Exercise details =>
Below is a block of records; return all of them exactly, but without the images.

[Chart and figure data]
▬▬▬

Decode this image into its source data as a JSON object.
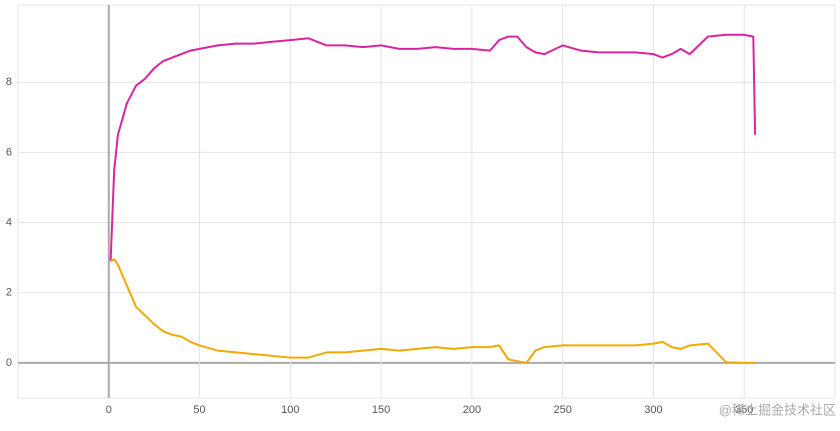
{
  "chart_data": {
    "type": "line",
    "x": [
      1,
      3,
      5,
      10,
      15,
      20,
      25,
      30,
      35,
      40,
      45,
      50,
      60,
      70,
      80,
      90,
      100,
      110,
      120,
      130,
      140,
      150,
      160,
      170,
      180,
      190,
      200,
      210,
      215,
      220,
      225,
      230,
      235,
      240,
      250,
      260,
      270,
      280,
      290,
      300,
      305,
      310,
      315,
      320,
      330,
      340,
      350,
      355,
      356
    ],
    "series": [
      {
        "color": "#d6259e",
        "values": [
          2.9,
          5.5,
          6.5,
          7.4,
          7.9,
          8.1,
          8.4,
          8.6,
          8.7,
          8.8,
          8.9,
          8.95,
          9.05,
          9.1,
          9.1,
          9.15,
          9.2,
          9.25,
          9.05,
          9.05,
          9.0,
          9.05,
          8.95,
          8.95,
          9.0,
          8.95,
          8.95,
          8.9,
          9.2,
          9.3,
          9.3,
          9.0,
          8.85,
          8.8,
          9.05,
          8.9,
          8.85,
          8.85,
          8.85,
          8.8,
          8.7,
          8.8,
          8.95,
          8.8,
          9.3,
          9.35,
          9.35,
          9.3,
          6.5
        ]
      },
      {
        "color": "#f2a900",
        "values": [
          2.9,
          2.95,
          2.8,
          2.2,
          1.6,
          1.35,
          1.1,
          0.9,
          0.8,
          0.75,
          0.6,
          0.5,
          0.35,
          0.3,
          0.25,
          0.2,
          0.15,
          0.15,
          0.3,
          0.3,
          0.35,
          0.4,
          0.35,
          0.4,
          0.45,
          0.4,
          0.45,
          0.45,
          0.5,
          0.1,
          0.05,
          0.0,
          0.35,
          0.45,
          0.5,
          0.5,
          0.5,
          0.5,
          0.5,
          0.55,
          0.6,
          0.45,
          0.4,
          0.5,
          0.55,
          0.02,
          0.0,
          0.0,
          0.0
        ]
      }
    ],
    "xlim": [
      -50,
      400
    ],
    "xticks": [
      0,
      50,
      100,
      150,
      200,
      250,
      300,
      350
    ],
    "ylim": [
      -1,
      10.2
    ],
    "yticks": [
      0,
      2,
      4,
      6,
      8
    ],
    "grid": true,
    "watermark": "@稀土掘金技术社区"
  }
}
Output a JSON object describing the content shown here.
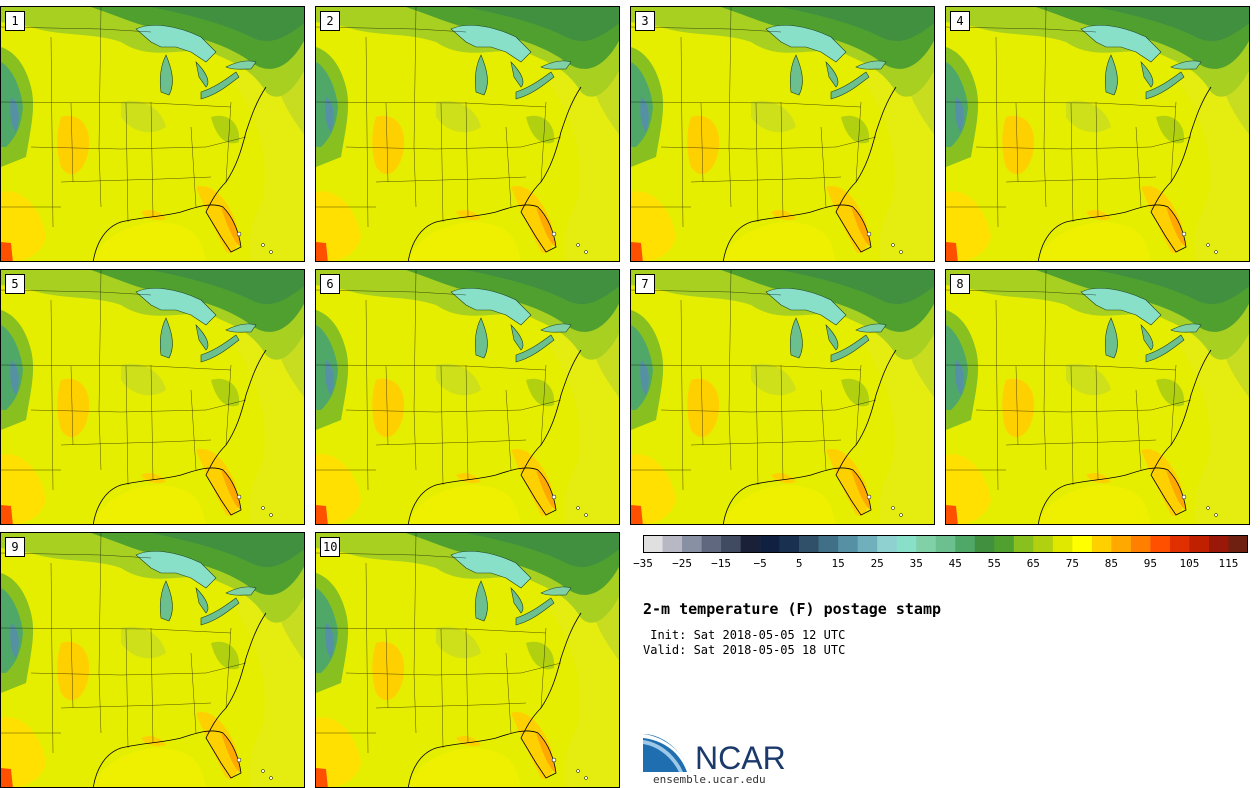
{
  "panels": [
    {
      "label": "1"
    },
    {
      "label": "2"
    },
    {
      "label": "3"
    },
    {
      "label": "4"
    },
    {
      "label": "5"
    },
    {
      "label": "6"
    },
    {
      "label": "7"
    },
    {
      "label": "8"
    },
    {
      "label": "9"
    },
    {
      "label": "10"
    }
  ],
  "legend": {
    "colors": [
      "#e0e0e0",
      "#b8b8c4",
      "#8890a4",
      "#606880",
      "#404a60",
      "#1a2038",
      "#102040",
      "#1a3050",
      "#30506a",
      "#407088",
      "#5590a4",
      "#6fb0bc",
      "#8fd0d0",
      "#88e0c8",
      "#80d0a8",
      "#6cc090",
      "#50a868",
      "#409040",
      "#50a030",
      "#88c020",
      "#b0d010",
      "#e0e800",
      "#ffff00",
      "#ffd000",
      "#ffa800",
      "#ff8000",
      "#ff5000",
      "#e03000",
      "#c02000",
      "#9a1808",
      "#702010"
    ],
    "ticks": [
      "−35",
      "−25",
      "−15",
      "−5",
      "5",
      "15",
      "25",
      "35",
      "45",
      "55",
      "65",
      "75",
      "85",
      "95",
      "105",
      "115"
    ]
  },
  "title": "2-m temperature (F) postage stamp",
  "init_line": " Init: Sat 2018-05-05 12 UTC",
  "valid_line": "Valid: Sat 2018-05-05 18 UTC",
  "logo": {
    "text": "NCAR",
    "url": "ensemble.ucar.edu"
  }
}
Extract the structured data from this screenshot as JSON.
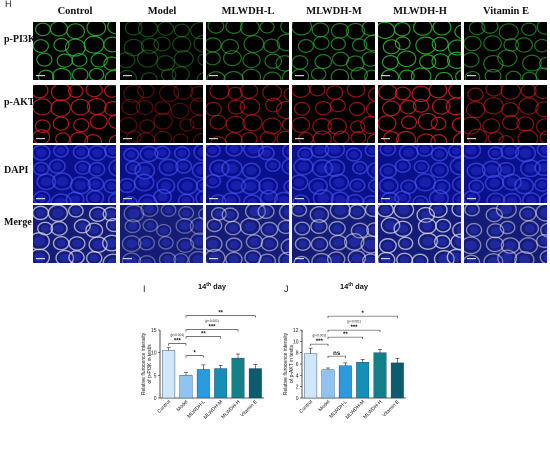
{
  "panel_h_label": "H",
  "columns": [
    "Control",
    "Model",
    "MLWDH-L",
    "MLWDH-M",
    "MLWDH-H",
    "Vitamin E"
  ],
  "rows": [
    "p-PI3K",
    "p-AKT",
    "DAPI",
    "Merge"
  ],
  "channel_colors": {
    "p-PI3K": "#2fb82f",
    "p-AKT": "#d42020",
    "DAPI": "#2a3ae0",
    "Merge": "#3a44c8"
  },
  "column_intensity": [
    0.95,
    0.25,
    0.6,
    0.7,
    1.0,
    0.6
  ],
  "chart_data": [
    {
      "type": "bar",
      "panel_label": "I",
      "title": "14th day",
      "title_base": "14",
      "title_sup": "th",
      "title_rest": " day",
      "ylabel_line1": "Relative flurocence  intensity",
      "ylabel_line2": "of  p-PI3K in testis",
      "categories": [
        "Control",
        "Model",
        "MLWDH-L",
        "MLWDH-M",
        "MLWDH-H",
        "Vitamin E"
      ],
      "values": [
        10.5,
        5.0,
        6.3,
        6.5,
        8.8,
        6.5
      ],
      "errors": [
        0.6,
        0.6,
        1.0,
        0.7,
        0.9,
        0.9
      ],
      "ylim": [
        0,
        15
      ],
      "yticks": [
        0,
        5,
        10,
        15
      ],
      "colors": [
        "#cfe6fb",
        "#8ec4ef",
        "#2b9be0",
        "#168fb6",
        "#137f86",
        "#0d5c6e"
      ],
      "annotations": [
        {
          "from": 0,
          "to": 1,
          "label": "***",
          "level": 0
        },
        {
          "from": 0,
          "to": 1,
          "label": "(p<0.001)",
          "level": 1,
          "small": true
        },
        {
          "from": 1,
          "to": 2,
          "label": "*",
          "level": 0
        },
        {
          "from": 1,
          "to": 3,
          "label": "**",
          "level": 1
        },
        {
          "from": 1,
          "to": 4,
          "label": "***",
          "level": 2
        },
        {
          "from": 1,
          "to": 4,
          "label": "(p<0.001)",
          "level": 3,
          "small": true
        },
        {
          "from": 1,
          "to": 5,
          "label": "**",
          "level": 4
        }
      ]
    },
    {
      "type": "bar",
      "panel_label": "J",
      "title": "14th day",
      "title_base": "14",
      "title_sup": "th",
      "title_rest": " day",
      "ylabel_line1": "Relative flurocence  intensity",
      "ylabel_line2": "of  p-AKT in testis",
      "categories": [
        "Control",
        "Model",
        "MLWDH-L",
        "MLWDH-M",
        "MLWDH-H",
        "Vitamin E"
      ],
      "values": [
        7.8,
        5.0,
        5.7,
        6.3,
        8.0,
        6.2
      ],
      "errors": [
        1.0,
        0.3,
        0.5,
        0.5,
        0.6,
        0.8
      ],
      "ylim": [
        0,
        12
      ],
      "yticks": [
        0,
        2,
        4,
        6,
        8,
        10,
        12
      ],
      "colors": [
        "#cfe6fb",
        "#8ec4ef",
        "#2b9be0",
        "#168fb6",
        "#137f86",
        "#0d5c6e"
      ],
      "annotations": [
        {
          "from": 0,
          "to": 1,
          "label": "***",
          "level": 0
        },
        {
          "from": 0,
          "to": 1,
          "label": "(p<0.001)",
          "level": 1,
          "small": true
        },
        {
          "from": 1,
          "to": 2,
          "label": "ns",
          "level": 0
        },
        {
          "from": 1,
          "to": 3,
          "label": "**",
          "level": 1
        },
        {
          "from": 1,
          "to": 4,
          "label": "***",
          "level": 2
        },
        {
          "from": 1,
          "to": 4,
          "label": "(p<0.001)",
          "level": 3,
          "small": true
        },
        {
          "from": 1,
          "to": 5,
          "label": "*",
          "level": 4
        }
      ]
    }
  ]
}
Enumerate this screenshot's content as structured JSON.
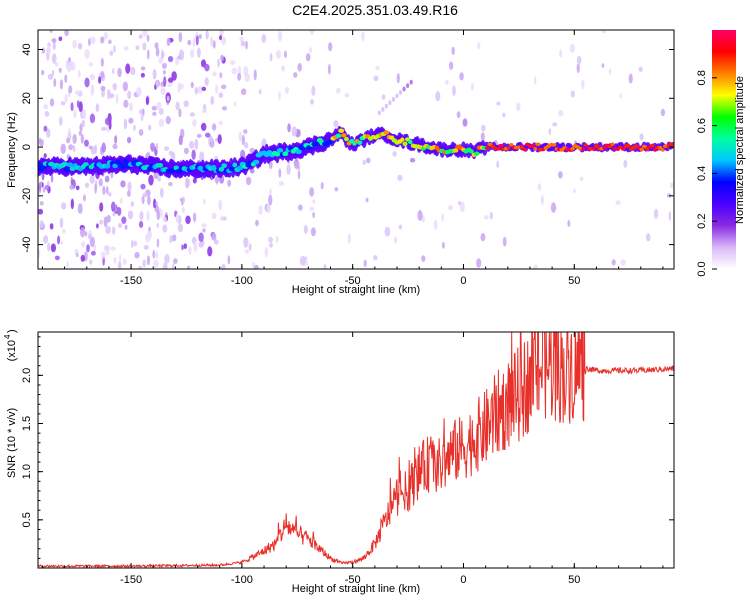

▬▬▬

Response to this task =>
Decode this image into its source data as a JSON object.
{
  "chart_data": {
    "type": "line",
    "x": [
      1,
      3,
      5,
      10,
      15,
      20,
      25,
      30,
      35,
      40,
      45,
      50,
      60,
      70,
      80,
      90,
      100,
      110,
      120,
      130,
      140,
      150,
      160,
      170,
      180,
      190,
      200,
      210,
      215,
      220,
      225,
      230,
      235,
      240,
      250,
      260,
      270,
      280,
      290,
      300,
      305,
      310,
      315,
      320,
      330,
      340,
      350,
      355,
      356
    ],
    "series": [
      {
        "color": "#d6259e",
        "values": [
          2.9,
          5.5,
          6.5,
          7.4,
          7.9,
          8.1,
          8.4,
          8.6,
          8.7,
          8.8,
          8.9,
          8.95,
          9.05,
          9.1,
          9.1,
          9.15,
          9.2,
          9.25,
          9.05,
          9.05,
          9.0,
          9.05,
          8.95,
          8.95,
          9.0,
          8.95,
          8.95,
          8.9,
          9.2,
          9.3,
          9.3,
          9.0,
          8.85,
          8.8,
          9.05,
          8.9,
          8.85,
          8.85,
          8.85,
          8.8,
          8.7,
          8.8,
          8.95,
          8.8,
          9.3,
          9.35,
          9.35,
          9.3,
          6.5
        ]
      },
      {
        "color": "#f2a900",
        "values": [
          2.9,
          2.95,
          2.8,
          2.2,
          1.6,
          1.35,
          1.1,
          0.9,
          0.8,
          0.75,
          0.6,
          0.5,
          0.35,
          0.3,
          0.25,
          0.2,
          0.15,
          0.15,
          0.3,
          0.3,
          0.35,
          0.4,
          0.35,
          0.4,
          0.45,
          0.4,
          0.45,
          0.45,
          0.5,
          0.1,
          0.05,
          0.0,
          0.35,
          0.45,
          0.5,
          0.5,
          0.5,
          0.5,
          0.5,
          0.55,
          0.6,
          0.45,
          0.4,
          0.5,
          0.55,
          0.02,
          0.0,
          0.0,
          0.0
        ]
      }
    ],
    "xlim": [
      -50,
      400
    ],
    "xticks": [
      0,
      50,
      100,
      150,
      200,
      250,
      300,
      350
    ],
    "ylim": [
      -1,
      10.2
    ],
    "yticks": [
      0,
      2,
      4,
      6,
      8
    ],
    "grid": true,
    "watermark": "@稀土掘金技术社区"
  }
}
Output a JSON object describing the content shown here.
{
  "panels": [
    {
      "label": "1"
    },
    {
      "label": "2"
    },
    {
      "label": "3"
    },
    {
      "label": "4"
    },
    {
      "label": "5"
    },
    {
      "label": "6"
    },
    {
      "label": "7"
    },
    {
      "label": "8"
    },
    {
      "label": "9"
    },
    {
      "label": "10"
    }
  ],
  "legend": {
    "colors": [
      "#e0e0e0",
      "#b8b8c4",
      "#8890a4",
      "#606880",
      "#404a60",
      "#1a2038",
      "#102040",
      "#1a3050",
      "#30506a",
      "#407088",
      "#5590a4",
      "#6fb0bc",
      "#8fd0d0",
      "#88e0c8",
      "#80d0a8",
      "#6cc090",
      "#50a868",
      "#409040",
      "#50a030",
      "#88c020",
      "#b0d010",
      "#e0e800",
      "#ffff00",
      "#ffd000",
      "#ffa800",
      "#ff8000",
      "#ff5000",
      "#e03000",
      "#c02000",
      "#9a1808",
      "#702010"
    ],
    "ticks": [
      "−35",
      "−25",
      "−15",
      "−5",
      "5",
      "15",
      "25",
      "35",
      "45",
      "55",
      "65",
      "75",
      "85",
      "95",
      "105",
      "115"
    ]
  },
  "title": "2-m temperature (F) postage stamp",
  "init_line": " Init: Sat 2018-05-05 12 UTC",
  "valid_line": "Valid: Sat 2018-05-05 18 UTC",
  "logo": {
    "text": "NCAR",
    "url": "ensemble.ucar.edu"
  }
}
Extract the structured data from this screenshot as JSON.
{
  "panel_h_label": "H",
  "columns": [
    "Control",
    "Model",
    "MLWDH-L",
    "MLWDH-M",
    "MLWDH-H",
    "Vitamin E"
  ],
  "rows": [
    "p-PI3K",
    "p-AKT",
    "DAPI",
    "Merge"
  ],
  "channel_colors": {
    "p-PI3K": "#2fb82f",
    "p-AKT": "#d42020",
    "DAPI": "#2a3ae0",
    "Merge": "#3a44c8"
  },
  "column_intensity": [
    0.95,
    0.25,
    0.6,
    0.7,
    1.0,
    0.6
  ],
  "chart_data": [
    {
      "type": "bar",
      "panel_label": "I",
      "title": "14th day",
      "title_base": "14",
      "title_sup": "th",
      "title_rest": " day",
      "ylabel_line1": "Relative flurocence  intensity",
      "ylabel_line2": "of  p-PI3K in testis",
      "categories": [
        "Control",
        "Model",
        "MLWDH-L",
        "MLWDH-M",
        "MLWDH-H",
        "Vitamin E"
      ],
      "values": [
        10.5,
        5.0,
        6.3,
        6.5,
        8.8,
        6.5
      ],
      "errors": [
        0.6,
        0.6,
        1.0,
        0.7,
        0.9,
        0.9
      ],
      "ylim": [
        0,
        15
      ],
      "yticks": [
        0,
        5,
        10,
        15
      ],
      "colors": [
        "#cfe6fb",
        "#8ec4ef",
        "#2b9be0",
        "#168fb6",
        "#137f86",
        "#0d5c6e"
      ],
      "annotations": [
        {
          "from": 0,
          "to": 1,
          "label": "***",
          "level": 0
        },
        {
          "from": 0,
          "to": 1,
          "label": "(p<0.001)",
          "level": 1,
          "small": true
        },
        {
          "from": 1,
          "to": 2,
          "label": "*",
          "level": 0
        },
        {
          "from": 1,
          "to": 3,
          "label": "**",
          "level": 1
        },
        {
          "from": 1,
          "to": 4,
          "label": "***",
          "level": 2
        },
        {
          "from": 1,
          "to": 4,
          "label": "(p<0.001)",
          "level": 3,
          "small": true
        },
        {
          "from": 1,
          "to": 5,
          "label": "**",
          "level": 4
        }
      ]
    },
    {
      "type": "bar",
      "panel_label": "J",
      "title": "14th day",
      "title_base": "14",
      "title_sup": "th",
      "title_rest": " day",
      "ylabel_line1": "Relative flurocence  intensity",
      "ylabel_line2": "of  p-AKT in testis",
      "categories": [
        "Control",
        "Model",
        "MLWDH-L",
        "MLWDH-M",
        "MLWDH-H",
        "Vitamin E"
      ],
      "values": [
        7.8,
        5.0,
        5.7,
        6.3,
        8.0,
        6.2
      ],
      "errors": [
        1.0,
        0.3,
        0.5,
        0.5,
        0.6,
        0.8
      ],
      "ylim": [
        0,
        12
      ],
      "yticks": [
        0,
        2,
        4,
        6,
        8,
        10,
        12
      ],
      "colors": [
        "#cfe6fb",
        "#8ec4ef",
        "#2b9be0",
        "#168fb6",
        "#137f86",
        "#0d5c6e"
      ],
      "annotations": [
        {
          "from": 0,
          "to": 1,
          "label": "***",
          "level": 0
        },
        {
          "from": 0,
          "to": 1,
          "label": "(p<0.001)",
          "level": 1,
          "small": true
        },
        {
          "from": 1,
          "to": 2,
          "label": "ns",
          "level": 0
        },
        {
          "from": 1,
          "to": 3,
          "label": "**",
          "level": 1
        },
        {
          "from": 1,
          "to": 4,
          "label": "***",
          "level": 2
        },
        {
          "from": 1,
          "to": 4,
          "label": "(p<0.001)",
          "level": 3,
          "small": true
        },
        {
          "from": 1,
          "to": 5,
          "label": "*",
          "level": 4
        }
      ]
    }
  ]
}
Enumerate this screenshot's content as structured JSON.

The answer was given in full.